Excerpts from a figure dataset

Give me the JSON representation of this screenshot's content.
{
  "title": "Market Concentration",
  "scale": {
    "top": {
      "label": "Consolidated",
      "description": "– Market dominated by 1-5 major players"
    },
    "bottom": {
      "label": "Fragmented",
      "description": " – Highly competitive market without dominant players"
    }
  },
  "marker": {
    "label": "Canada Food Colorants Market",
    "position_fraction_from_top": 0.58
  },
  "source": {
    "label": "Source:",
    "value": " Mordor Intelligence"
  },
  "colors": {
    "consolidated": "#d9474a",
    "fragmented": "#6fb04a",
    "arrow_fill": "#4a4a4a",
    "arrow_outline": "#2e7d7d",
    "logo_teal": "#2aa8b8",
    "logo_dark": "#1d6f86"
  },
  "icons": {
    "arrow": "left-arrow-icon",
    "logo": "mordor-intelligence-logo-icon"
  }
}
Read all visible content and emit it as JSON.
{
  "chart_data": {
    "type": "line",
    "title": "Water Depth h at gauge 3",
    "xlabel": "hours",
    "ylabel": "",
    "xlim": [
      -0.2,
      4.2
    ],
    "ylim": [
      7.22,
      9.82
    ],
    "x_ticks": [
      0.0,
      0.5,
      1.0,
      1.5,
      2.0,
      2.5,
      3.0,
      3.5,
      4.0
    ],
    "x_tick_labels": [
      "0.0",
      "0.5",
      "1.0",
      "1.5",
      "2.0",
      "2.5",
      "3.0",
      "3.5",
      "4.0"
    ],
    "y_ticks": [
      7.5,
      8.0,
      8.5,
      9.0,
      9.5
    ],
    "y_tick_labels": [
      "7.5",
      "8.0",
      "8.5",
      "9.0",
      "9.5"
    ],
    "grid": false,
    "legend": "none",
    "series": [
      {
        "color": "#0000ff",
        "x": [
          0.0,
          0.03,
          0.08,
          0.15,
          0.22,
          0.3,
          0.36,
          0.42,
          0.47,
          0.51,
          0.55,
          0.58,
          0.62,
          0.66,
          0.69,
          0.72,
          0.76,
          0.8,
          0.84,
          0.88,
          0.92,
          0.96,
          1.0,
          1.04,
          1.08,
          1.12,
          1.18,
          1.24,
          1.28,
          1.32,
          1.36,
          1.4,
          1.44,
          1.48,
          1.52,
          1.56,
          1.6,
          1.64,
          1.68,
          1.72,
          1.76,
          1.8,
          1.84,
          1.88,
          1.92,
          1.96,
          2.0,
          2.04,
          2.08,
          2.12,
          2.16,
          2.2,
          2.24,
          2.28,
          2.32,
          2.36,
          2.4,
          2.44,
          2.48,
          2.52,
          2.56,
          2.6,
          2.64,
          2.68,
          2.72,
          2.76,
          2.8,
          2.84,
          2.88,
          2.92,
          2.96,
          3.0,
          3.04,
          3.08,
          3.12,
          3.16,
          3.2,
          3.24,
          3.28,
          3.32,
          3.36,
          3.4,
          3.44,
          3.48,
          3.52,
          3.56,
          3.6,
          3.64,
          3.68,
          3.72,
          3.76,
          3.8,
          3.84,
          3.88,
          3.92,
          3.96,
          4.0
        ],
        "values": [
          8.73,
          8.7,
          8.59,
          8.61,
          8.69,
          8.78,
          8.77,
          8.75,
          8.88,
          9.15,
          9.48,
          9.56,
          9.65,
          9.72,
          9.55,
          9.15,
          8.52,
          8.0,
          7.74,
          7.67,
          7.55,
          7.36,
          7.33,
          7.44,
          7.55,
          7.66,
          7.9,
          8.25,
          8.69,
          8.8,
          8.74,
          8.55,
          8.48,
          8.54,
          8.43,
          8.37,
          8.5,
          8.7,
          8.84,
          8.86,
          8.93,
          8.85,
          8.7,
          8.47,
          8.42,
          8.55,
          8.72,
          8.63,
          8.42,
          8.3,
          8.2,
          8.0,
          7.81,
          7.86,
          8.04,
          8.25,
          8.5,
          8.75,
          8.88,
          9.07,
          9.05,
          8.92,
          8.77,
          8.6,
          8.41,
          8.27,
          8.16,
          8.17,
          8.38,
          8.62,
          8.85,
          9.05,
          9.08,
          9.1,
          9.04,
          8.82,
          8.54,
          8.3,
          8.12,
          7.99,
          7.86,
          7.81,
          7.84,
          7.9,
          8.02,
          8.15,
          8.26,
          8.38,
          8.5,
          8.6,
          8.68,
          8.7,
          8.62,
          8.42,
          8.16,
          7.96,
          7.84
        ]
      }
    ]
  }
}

• [GIVEN TASK]
Copy every line of the listing containing the string "title".

• [CORRECT RESPONSE]
  "title": "Market Concentration",
    "title": "Water Depth h at gauge 3",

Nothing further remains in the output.